■ **Task to carry out**
Check each line of the listing, and copy it if it contains the word "يدخل".

■ **Available data**
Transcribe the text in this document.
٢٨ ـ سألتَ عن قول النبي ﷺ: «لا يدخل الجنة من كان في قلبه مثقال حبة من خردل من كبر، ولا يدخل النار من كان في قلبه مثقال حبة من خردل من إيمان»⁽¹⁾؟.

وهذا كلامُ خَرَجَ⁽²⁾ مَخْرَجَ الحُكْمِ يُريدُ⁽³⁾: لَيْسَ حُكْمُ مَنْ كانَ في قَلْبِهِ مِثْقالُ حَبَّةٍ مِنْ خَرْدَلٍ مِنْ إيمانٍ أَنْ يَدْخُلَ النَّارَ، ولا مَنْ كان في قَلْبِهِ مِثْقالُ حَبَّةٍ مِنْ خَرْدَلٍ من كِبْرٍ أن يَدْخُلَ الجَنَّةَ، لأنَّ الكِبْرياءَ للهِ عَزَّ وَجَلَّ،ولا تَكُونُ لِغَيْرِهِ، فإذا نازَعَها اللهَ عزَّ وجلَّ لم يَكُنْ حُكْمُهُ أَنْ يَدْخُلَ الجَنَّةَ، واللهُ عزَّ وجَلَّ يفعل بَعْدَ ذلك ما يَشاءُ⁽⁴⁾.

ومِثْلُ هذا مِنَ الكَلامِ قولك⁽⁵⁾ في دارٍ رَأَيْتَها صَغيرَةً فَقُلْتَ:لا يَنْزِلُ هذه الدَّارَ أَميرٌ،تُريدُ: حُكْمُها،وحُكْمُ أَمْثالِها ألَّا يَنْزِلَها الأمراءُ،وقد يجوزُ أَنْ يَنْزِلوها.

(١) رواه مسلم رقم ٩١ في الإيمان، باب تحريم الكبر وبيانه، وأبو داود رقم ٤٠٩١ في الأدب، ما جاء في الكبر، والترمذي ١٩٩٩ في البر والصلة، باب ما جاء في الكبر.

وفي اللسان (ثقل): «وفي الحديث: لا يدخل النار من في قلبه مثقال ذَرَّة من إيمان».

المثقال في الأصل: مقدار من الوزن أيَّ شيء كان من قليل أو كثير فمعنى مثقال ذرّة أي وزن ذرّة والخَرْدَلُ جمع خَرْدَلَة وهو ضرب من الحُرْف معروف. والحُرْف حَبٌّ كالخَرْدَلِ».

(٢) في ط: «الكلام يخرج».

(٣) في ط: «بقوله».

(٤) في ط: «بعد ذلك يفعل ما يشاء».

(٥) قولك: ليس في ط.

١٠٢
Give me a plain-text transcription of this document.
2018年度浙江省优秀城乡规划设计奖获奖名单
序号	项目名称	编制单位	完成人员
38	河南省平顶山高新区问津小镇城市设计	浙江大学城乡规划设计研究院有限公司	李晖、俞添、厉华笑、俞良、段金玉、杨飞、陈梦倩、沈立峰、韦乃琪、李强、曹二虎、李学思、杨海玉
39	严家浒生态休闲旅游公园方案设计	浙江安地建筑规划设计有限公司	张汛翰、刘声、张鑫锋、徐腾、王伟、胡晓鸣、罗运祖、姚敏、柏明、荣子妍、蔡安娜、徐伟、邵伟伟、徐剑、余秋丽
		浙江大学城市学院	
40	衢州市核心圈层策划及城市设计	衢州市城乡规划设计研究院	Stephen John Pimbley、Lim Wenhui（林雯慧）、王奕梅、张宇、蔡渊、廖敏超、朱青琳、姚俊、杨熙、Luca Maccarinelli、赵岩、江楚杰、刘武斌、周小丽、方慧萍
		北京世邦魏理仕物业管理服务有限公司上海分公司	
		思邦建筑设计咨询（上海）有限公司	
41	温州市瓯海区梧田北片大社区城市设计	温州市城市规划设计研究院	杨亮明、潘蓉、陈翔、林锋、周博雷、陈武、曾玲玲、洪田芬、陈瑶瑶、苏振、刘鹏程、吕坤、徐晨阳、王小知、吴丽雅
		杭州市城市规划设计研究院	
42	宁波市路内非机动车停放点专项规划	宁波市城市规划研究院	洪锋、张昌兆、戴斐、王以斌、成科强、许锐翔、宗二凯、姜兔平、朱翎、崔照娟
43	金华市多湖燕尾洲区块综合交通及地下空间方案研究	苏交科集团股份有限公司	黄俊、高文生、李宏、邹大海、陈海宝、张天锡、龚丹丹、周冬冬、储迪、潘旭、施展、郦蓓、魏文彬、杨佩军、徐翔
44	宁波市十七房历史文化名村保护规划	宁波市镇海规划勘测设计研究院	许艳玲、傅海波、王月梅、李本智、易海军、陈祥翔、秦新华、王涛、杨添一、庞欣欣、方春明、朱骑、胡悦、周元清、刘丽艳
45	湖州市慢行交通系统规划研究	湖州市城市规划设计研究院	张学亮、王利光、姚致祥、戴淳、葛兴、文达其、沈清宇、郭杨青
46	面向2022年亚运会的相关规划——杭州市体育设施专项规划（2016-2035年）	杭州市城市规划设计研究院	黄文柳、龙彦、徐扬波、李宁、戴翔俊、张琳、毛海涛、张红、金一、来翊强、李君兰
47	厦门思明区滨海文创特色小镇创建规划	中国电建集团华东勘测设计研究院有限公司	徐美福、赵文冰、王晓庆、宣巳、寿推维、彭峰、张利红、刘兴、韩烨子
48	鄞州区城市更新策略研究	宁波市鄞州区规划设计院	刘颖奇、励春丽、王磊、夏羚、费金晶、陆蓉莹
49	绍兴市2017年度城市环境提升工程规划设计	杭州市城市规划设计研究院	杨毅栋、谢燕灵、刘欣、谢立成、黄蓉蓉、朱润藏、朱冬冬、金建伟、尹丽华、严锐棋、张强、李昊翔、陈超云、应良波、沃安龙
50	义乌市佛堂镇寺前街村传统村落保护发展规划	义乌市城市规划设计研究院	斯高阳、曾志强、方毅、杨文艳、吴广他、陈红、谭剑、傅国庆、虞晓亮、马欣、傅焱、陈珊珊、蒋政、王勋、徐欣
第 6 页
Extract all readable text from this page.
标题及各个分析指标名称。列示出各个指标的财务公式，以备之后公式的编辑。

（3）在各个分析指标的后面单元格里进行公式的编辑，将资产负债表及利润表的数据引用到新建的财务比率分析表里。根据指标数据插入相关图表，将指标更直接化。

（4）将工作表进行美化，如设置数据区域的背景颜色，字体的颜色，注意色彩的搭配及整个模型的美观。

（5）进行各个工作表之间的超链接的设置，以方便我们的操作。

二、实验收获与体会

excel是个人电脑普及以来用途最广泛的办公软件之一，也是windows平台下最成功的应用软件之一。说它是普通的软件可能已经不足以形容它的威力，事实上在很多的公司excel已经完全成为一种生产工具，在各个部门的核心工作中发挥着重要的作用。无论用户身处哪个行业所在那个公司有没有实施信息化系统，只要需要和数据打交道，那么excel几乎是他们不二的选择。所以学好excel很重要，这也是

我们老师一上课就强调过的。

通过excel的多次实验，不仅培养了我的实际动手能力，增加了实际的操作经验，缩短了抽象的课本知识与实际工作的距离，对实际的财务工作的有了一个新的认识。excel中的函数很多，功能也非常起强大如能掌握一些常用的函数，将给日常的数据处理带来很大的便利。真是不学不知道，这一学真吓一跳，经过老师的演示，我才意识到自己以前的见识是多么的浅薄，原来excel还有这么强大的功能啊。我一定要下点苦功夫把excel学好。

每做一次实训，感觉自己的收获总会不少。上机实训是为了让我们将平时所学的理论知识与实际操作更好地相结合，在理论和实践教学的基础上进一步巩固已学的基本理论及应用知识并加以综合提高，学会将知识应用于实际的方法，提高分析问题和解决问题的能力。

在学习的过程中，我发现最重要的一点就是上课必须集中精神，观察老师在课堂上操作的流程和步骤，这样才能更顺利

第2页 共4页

■ **Output**
٢٨ ـ سألتَ عن قول النبي ﷺ: «لا يدخل الجنة من كان في قلبه مثقال حبة من خردل من كبر، ولا يدخل النار من كان في قلبه مثقال حبة من خردل من إيمان»⁽¹⁾؟.
وفي اللسان (ثقل): «وفي الحديث: لا يدخل النار من في قلبه مثقال ذَرَّة من إيمان».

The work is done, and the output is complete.